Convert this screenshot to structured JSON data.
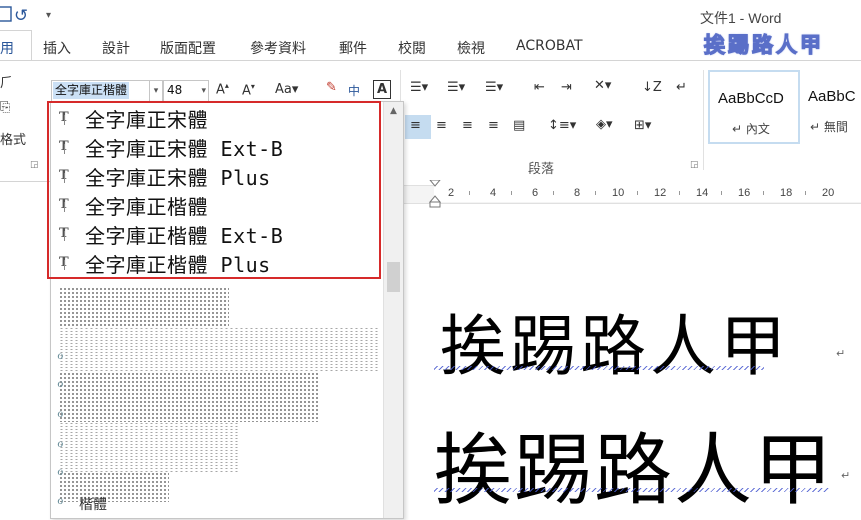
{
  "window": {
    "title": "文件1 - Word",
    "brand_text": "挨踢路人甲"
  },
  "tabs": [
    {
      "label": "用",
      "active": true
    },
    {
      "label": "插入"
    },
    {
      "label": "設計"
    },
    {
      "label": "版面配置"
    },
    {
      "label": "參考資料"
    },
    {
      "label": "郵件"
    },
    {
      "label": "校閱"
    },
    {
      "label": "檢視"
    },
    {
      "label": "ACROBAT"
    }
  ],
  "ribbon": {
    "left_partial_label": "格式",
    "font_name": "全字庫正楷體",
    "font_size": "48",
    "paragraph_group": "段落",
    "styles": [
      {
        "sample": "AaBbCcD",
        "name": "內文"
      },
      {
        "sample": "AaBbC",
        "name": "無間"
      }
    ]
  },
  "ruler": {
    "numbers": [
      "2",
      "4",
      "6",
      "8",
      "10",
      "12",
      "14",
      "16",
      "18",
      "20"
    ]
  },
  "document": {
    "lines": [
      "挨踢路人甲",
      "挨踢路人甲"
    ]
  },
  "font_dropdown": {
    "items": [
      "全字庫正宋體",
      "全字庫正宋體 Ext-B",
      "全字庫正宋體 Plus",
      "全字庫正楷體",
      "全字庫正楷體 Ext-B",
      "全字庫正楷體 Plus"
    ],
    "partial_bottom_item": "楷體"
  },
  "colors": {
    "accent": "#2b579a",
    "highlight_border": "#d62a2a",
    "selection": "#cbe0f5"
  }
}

● **What the task requires**
Pick out the lines containing the string "全字庫正楷體".

● **Exercise response**
    "font_name": "全字庫正楷體",
      "全字庫正楷體",
      "全字庫正楷體 Ext-B",
      "全字庫正楷體 Plus"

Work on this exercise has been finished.